• [Exercise prompt]
Extract the listing in its entirety, keeping each line identical to the original.

** start Dataset **

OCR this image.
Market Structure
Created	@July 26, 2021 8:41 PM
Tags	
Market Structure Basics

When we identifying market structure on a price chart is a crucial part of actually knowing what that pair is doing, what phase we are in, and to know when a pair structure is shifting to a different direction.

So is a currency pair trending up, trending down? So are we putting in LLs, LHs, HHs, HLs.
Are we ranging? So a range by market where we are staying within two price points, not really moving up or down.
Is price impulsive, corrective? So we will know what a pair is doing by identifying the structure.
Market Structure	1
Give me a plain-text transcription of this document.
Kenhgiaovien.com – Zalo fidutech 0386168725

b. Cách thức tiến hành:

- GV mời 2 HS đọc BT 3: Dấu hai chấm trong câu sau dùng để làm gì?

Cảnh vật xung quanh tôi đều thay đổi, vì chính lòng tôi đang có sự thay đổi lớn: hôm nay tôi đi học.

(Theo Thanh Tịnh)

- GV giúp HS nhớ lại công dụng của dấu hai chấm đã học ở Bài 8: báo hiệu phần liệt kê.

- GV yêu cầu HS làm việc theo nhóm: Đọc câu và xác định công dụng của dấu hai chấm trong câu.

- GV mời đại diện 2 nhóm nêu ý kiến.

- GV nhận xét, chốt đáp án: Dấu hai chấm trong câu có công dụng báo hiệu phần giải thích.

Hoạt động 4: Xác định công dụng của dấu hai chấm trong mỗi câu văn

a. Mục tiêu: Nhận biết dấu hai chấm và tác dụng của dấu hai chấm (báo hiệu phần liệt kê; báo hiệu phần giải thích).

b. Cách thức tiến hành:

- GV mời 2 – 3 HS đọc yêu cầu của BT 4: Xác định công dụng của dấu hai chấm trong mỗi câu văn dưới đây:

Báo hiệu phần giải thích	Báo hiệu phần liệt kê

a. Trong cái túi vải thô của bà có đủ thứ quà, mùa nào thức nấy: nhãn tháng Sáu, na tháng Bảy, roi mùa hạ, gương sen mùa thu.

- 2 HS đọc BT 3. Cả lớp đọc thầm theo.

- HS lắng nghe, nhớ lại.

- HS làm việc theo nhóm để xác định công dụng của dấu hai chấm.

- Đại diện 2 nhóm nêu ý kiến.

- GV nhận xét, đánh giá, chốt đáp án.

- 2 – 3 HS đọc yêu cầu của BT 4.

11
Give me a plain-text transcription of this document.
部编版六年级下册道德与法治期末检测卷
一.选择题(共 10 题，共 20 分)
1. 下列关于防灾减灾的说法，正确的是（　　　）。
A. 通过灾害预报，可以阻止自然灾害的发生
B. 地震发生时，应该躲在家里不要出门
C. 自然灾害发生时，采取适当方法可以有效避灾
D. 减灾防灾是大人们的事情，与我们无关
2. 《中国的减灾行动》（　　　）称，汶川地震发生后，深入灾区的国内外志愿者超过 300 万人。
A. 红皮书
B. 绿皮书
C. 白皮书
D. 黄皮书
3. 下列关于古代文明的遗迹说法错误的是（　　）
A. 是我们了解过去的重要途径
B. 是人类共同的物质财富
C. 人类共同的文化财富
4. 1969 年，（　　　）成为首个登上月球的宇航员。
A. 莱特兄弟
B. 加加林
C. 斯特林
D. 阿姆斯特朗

** end Dataset **

• [Task output]
OCR this image.
Market Structure
Created	@July 26, 2021 8:41 PM
Tags	
Market Structure Basics

When we identifying market structure on a price chart is a crucial part of actually knowing what that pair is doing, what phase we are in, and to know when a pair structure is shifting to a different direction.

So is a currency pair trending up, trending down? So are we putting in LLs, LHs, HHs, HLs.
Are we ranging? So a range by market where we are staying within two price points, not really moving up or down.
Is price impulsive, corrective? So we will know what a pair is doing by identifying the structure.
Market Structure	1
Give me a plain-text transcription of this document.
Kenhgiaovien.com – Zalo fidutech 0386168725

b. Cách thức tiến hành:

- GV mời 2 HS đọc BT 3: Dấu hai chấm trong câu sau dùng để làm gì?

Cảnh vật xung quanh tôi đều thay đổi, vì chính lòng tôi đang có sự thay đổi lớn: hôm nay tôi đi học.

(Theo Thanh Tịnh)

- GV giúp HS nhớ lại công dụng của dấu hai chấm đã học ở Bài 8: báo hiệu phần liệt kê.

- GV yêu cầu HS làm việc theo nhóm: Đọc câu và xác định công dụng của dấu hai chấm trong câu.

- GV mời đại diện 2 nhóm nêu ý kiến.

- GV nhận xét, chốt đáp án: Dấu hai chấm trong câu có công dụng báo hiệu phần giải thích.

Hoạt động 4: Xác định công dụng của dấu hai chấm trong mỗi câu văn

a. Mục tiêu: Nhận biết dấu hai chấm và tác dụng của dấu hai chấm (báo hiệu phần liệt kê; báo hiệu phần giải thích).

b. Cách thức tiến hành:

- GV mời 2 – 3 HS đọc yêu cầu của BT 4: Xác định công dụng của dấu hai chấm trong mỗi câu văn dưới đây:

Báo hiệu phần giải thích	Báo hiệu phần liệt kê

a. Trong cái túi vải thô của bà có đủ thứ quà, mùa nào thức nấy: nhãn tháng Sáu, na tháng Bảy, roi mùa hạ, gương sen mùa thu.

- 2 HS đọc BT 3. Cả lớp đọc thầm theo.

- HS lắng nghe, nhớ lại.

- HS làm việc theo nhóm để xác định công dụng của dấu hai chấm.

- Đại diện 2 nhóm nêu ý kiến.

- GV nhận xét, đánh giá, chốt đáp án.

- 2 – 3 HS đọc yêu cầu của BT 4.

11
Give me a plain-text transcription of this document.
部编版六年级下册道德与法治期末检测卷
一.选择题(共 10 题，共 20 分)
1. 下列关于防灾减灾的说法，正确的是（　　　）。
A. 通过灾害预报，可以阻止自然灾害的发生
B. 地震发生时，应该躲在家里不要出门
C. 自然灾害发生时，采取适当方法可以有效避灾
D. 减灾防灾是大人们的事情，与我们无关
2. 《中国的减灾行动》（　　　）称，汶川地震发生后，深入灾区的国内外志愿者超过 300 万人。
A. 红皮书
B. 绿皮书
C. 白皮书
D. 黄皮书
3. 下列关于古代文明的遗迹说法错误的是（　　）
A. 是我们了解过去的重要途径
B. 是人类共同的物质财富
C. 人类共同的文化财富
4. 1969 年，（　　　）成为首个登上月球的宇航员。
A. 莱特兄弟
B. 加加林
C. 斯特林
D. 阿姆斯特朗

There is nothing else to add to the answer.